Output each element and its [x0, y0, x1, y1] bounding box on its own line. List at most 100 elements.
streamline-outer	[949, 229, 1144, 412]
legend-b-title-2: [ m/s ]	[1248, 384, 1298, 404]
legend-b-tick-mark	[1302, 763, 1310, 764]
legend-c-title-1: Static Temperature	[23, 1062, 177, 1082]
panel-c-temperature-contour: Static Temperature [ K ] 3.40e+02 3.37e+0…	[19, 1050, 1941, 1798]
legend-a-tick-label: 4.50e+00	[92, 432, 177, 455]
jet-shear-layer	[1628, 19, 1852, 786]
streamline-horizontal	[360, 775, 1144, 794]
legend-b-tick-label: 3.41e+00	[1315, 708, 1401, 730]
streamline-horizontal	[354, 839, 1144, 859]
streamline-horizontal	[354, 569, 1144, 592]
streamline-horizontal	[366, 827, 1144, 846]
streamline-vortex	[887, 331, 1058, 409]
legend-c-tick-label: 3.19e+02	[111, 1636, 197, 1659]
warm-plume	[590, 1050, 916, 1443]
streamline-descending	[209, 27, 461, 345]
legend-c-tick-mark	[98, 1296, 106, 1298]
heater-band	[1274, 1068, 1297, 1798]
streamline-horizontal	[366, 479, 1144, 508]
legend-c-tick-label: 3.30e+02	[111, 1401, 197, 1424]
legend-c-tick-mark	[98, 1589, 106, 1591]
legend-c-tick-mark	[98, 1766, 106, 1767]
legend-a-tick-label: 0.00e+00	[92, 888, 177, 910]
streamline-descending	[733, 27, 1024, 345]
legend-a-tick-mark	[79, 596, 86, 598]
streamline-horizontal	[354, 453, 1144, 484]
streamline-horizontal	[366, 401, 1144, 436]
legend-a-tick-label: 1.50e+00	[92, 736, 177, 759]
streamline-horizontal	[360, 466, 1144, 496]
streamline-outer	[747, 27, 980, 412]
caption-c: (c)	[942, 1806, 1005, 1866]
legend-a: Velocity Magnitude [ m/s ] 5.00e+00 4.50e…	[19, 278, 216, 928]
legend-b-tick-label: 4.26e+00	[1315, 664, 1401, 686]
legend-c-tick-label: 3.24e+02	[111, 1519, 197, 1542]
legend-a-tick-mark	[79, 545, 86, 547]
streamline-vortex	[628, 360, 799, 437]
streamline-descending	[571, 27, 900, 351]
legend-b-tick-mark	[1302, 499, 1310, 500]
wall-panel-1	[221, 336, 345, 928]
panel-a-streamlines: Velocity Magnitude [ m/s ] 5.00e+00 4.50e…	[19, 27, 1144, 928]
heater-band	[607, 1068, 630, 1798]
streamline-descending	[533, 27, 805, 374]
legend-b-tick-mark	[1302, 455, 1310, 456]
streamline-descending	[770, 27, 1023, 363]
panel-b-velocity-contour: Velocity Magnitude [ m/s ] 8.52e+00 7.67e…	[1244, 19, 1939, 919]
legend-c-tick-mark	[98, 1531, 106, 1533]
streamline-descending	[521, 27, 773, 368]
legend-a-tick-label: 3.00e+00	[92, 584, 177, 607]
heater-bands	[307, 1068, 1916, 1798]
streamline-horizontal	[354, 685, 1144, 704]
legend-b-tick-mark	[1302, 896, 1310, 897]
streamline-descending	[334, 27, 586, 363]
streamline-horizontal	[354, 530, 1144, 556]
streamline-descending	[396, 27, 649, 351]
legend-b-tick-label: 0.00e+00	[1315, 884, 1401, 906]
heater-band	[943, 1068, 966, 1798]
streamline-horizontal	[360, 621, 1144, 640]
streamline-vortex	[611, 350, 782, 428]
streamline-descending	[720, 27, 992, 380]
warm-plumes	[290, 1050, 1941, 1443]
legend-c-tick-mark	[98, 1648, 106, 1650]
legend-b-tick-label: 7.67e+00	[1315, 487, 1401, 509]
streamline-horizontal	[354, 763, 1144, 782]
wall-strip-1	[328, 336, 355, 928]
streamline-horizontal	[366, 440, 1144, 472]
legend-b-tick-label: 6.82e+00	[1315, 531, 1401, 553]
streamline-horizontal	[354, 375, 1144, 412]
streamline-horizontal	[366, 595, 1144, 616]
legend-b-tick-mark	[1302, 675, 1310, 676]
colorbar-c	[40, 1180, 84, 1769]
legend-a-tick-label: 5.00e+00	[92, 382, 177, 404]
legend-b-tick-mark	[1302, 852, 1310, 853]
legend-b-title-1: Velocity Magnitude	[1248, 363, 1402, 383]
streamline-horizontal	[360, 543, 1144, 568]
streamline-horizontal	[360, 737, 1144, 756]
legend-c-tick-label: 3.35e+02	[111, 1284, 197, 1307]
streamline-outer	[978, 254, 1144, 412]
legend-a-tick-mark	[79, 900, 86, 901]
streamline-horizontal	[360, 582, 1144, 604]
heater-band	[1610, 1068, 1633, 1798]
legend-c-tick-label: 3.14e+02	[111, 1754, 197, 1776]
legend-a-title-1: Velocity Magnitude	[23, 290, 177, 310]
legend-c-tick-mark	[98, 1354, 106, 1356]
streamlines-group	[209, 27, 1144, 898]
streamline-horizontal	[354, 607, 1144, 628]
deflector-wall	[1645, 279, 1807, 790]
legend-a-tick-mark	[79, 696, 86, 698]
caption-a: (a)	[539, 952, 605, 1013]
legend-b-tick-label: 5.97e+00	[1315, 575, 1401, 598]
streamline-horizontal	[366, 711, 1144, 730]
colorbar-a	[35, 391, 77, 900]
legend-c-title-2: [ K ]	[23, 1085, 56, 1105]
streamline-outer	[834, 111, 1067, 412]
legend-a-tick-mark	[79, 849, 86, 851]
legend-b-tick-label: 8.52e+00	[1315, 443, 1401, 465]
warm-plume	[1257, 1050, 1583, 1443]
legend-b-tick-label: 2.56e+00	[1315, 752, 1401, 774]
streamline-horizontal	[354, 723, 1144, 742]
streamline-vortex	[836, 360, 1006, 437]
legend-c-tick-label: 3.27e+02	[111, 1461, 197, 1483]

○ ○ ○ ○ ○ ○ ○

• WHAT YOU WILL DO
Please print the whole listing above again, every line unchanged.

• THE SOLUTION
Output each element and its [x0, y0, x1, y1] bounding box on its own line. List at most 100 elements.
streamline-outer	[949, 229, 1144, 412]
legend-b-title-2: [ m/s ]	[1248, 384, 1298, 404]
legend-b-tick-mark	[1302, 763, 1310, 764]
legend-c-title-1: Static Temperature	[23, 1062, 177, 1082]
panel-c-temperature-contour: Static Temperature [ K ] 3.40e+02 3.37e+0…	[19, 1050, 1941, 1798]
legend-a-tick-label: 4.50e+00	[92, 432, 177, 455]
jet-shear-layer	[1628, 19, 1852, 786]
streamline-horizontal	[360, 775, 1144, 794]
legend-b-tick-label: 3.41e+00	[1315, 708, 1401, 730]
streamline-horizontal	[354, 839, 1144, 859]
streamline-horizontal	[354, 569, 1144, 592]
streamline-horizontal	[366, 827, 1144, 846]
streamline-vortex	[887, 331, 1058, 409]
legend-c-tick-label: 3.19e+02	[111, 1636, 197, 1659]
warm-plume	[590, 1050, 916, 1443]
streamline-descending	[209, 27, 461, 345]
legend-c-tick-mark	[98, 1296, 106, 1298]
heater-band	[1274, 1068, 1297, 1798]
streamline-horizontal	[366, 479, 1144, 508]
legend-c-tick-label: 3.30e+02	[111, 1401, 197, 1424]
legend-c-tick-mark	[98, 1589, 106, 1591]
legend-c-tick-mark	[98, 1766, 106, 1767]
legend-a-tick-label: 0.00e+00	[92, 888, 177, 910]
streamline-descending	[733, 27, 1024, 345]
legend-a-tick-mark	[79, 596, 86, 598]
streamline-horizontal	[354, 453, 1144, 484]
streamline-horizontal	[366, 401, 1144, 436]
legend-a-tick-label: 1.50e+00	[92, 736, 177, 759]
streamline-horizontal	[360, 466, 1144, 496]
streamline-outer	[747, 27, 980, 412]
caption-c: (c)	[942, 1806, 1005, 1866]
legend-a: Velocity Magnitude [ m/s ] 5.00e+00 4.50e…	[19, 278, 216, 928]
legend-b-tick-label: 4.26e+00	[1315, 664, 1401, 686]
legend-c-tick-label: 3.24e+02	[111, 1519, 197, 1542]
legend-a-tick-mark	[79, 545, 86, 547]
streamline-vortex	[628, 360, 799, 437]
streamline-descending	[571, 27, 900, 351]
legend-b-tick-mark	[1302, 499, 1310, 500]
wall-panel-1	[221, 336, 345, 928]
panel-a-streamlines: Velocity Magnitude [ m/s ] 5.00e+00 4.50e…	[19, 27, 1144, 928]
heater-band	[607, 1068, 630, 1798]
streamline-descending	[533, 27, 805, 374]
legend-b-tick-mark	[1302, 455, 1310, 456]
streamline-descending	[770, 27, 1023, 363]
panel-b-velocity-contour: Velocity Magnitude [ m/s ] 8.52e+00 7.67e…	[1244, 19, 1939, 919]
legend-c-tick-mark	[98, 1531, 106, 1533]
streamline-descending	[521, 27, 773, 368]
legend-a-tick-label: 3.00e+00	[92, 584, 177, 607]
heater-bands	[307, 1068, 1916, 1798]
streamline-horizontal	[354, 685, 1144, 704]
legend-b-tick-mark	[1302, 896, 1310, 897]
streamline-descending	[334, 27, 586, 363]
streamline-horizontal	[354, 530, 1144, 556]
streamline-descending	[396, 27, 649, 351]
legend-b-tick-label: 0.00e+00	[1315, 884, 1401, 906]
heater-band	[943, 1068, 966, 1798]
streamline-horizontal	[360, 621, 1144, 640]
streamline-vortex	[611, 350, 782, 428]
streamline-descending	[720, 27, 992, 380]
warm-plumes	[290, 1050, 1941, 1443]
legend-c-tick-mark	[98, 1648, 106, 1650]
legend-b-tick-label: 7.67e+00	[1315, 487, 1401, 509]
streamline-horizontal	[354, 763, 1144, 782]
wall-strip-1	[328, 336, 355, 928]
streamline-horizontal	[366, 440, 1144, 472]
legend-b-tick-label: 6.82e+00	[1315, 531, 1401, 553]
streamline-horizontal	[354, 375, 1144, 412]
streamline-horizontal	[366, 595, 1144, 616]
legend-b-tick-mark	[1302, 675, 1310, 676]
colorbar-c	[40, 1180, 84, 1769]
legend-a-tick-label: 5.00e+00	[92, 382, 177, 404]
legend-b-tick-mark	[1302, 852, 1310, 853]
legend-b-title-1: Velocity Magnitude	[1248, 363, 1402, 383]
streamline-horizontal	[360, 543, 1144, 568]
streamline-horizontal	[360, 737, 1144, 756]
legend-c-tick-label: 3.35e+02	[111, 1284, 197, 1307]
streamline-outer	[978, 254, 1144, 412]
legend-a-tick-mark	[79, 900, 86, 901]
streamline-horizontal	[360, 582, 1144, 604]
heater-band	[1610, 1068, 1633, 1798]
legend-c-tick-label: 3.14e+02	[111, 1754, 197, 1776]
legend-a-title-1: Velocity Magnitude	[23, 290, 177, 310]
legend-c-tick-mark	[98, 1354, 106, 1356]
streamlines-group	[209, 27, 1144, 898]
streamline-horizontal	[354, 607, 1144, 628]
deflector-wall	[1645, 279, 1807, 790]
legend-a-tick-mark	[79, 696, 86, 698]
caption-a: (a)	[539, 952, 605, 1013]
legend-b-tick-label: 5.97e+00	[1315, 575, 1401, 598]
streamline-horizontal	[366, 711, 1144, 730]
colorbar-a	[35, 391, 77, 900]
legend-c-title-2: [ K ]	[23, 1085, 56, 1105]
streamline-outer	[834, 111, 1067, 412]
legend-a-tick-mark	[79, 849, 86, 851]
legend-b-tick-label: 8.52e+00	[1315, 443, 1401, 465]
warm-plume	[1257, 1050, 1583, 1443]
legend-b-tick-label: 2.56e+00	[1315, 752, 1401, 774]
streamline-horizontal	[354, 723, 1144, 742]
streamline-vortex	[836, 360, 1006, 437]
legend-c-tick-label: 3.27e+02	[111, 1461, 197, 1483]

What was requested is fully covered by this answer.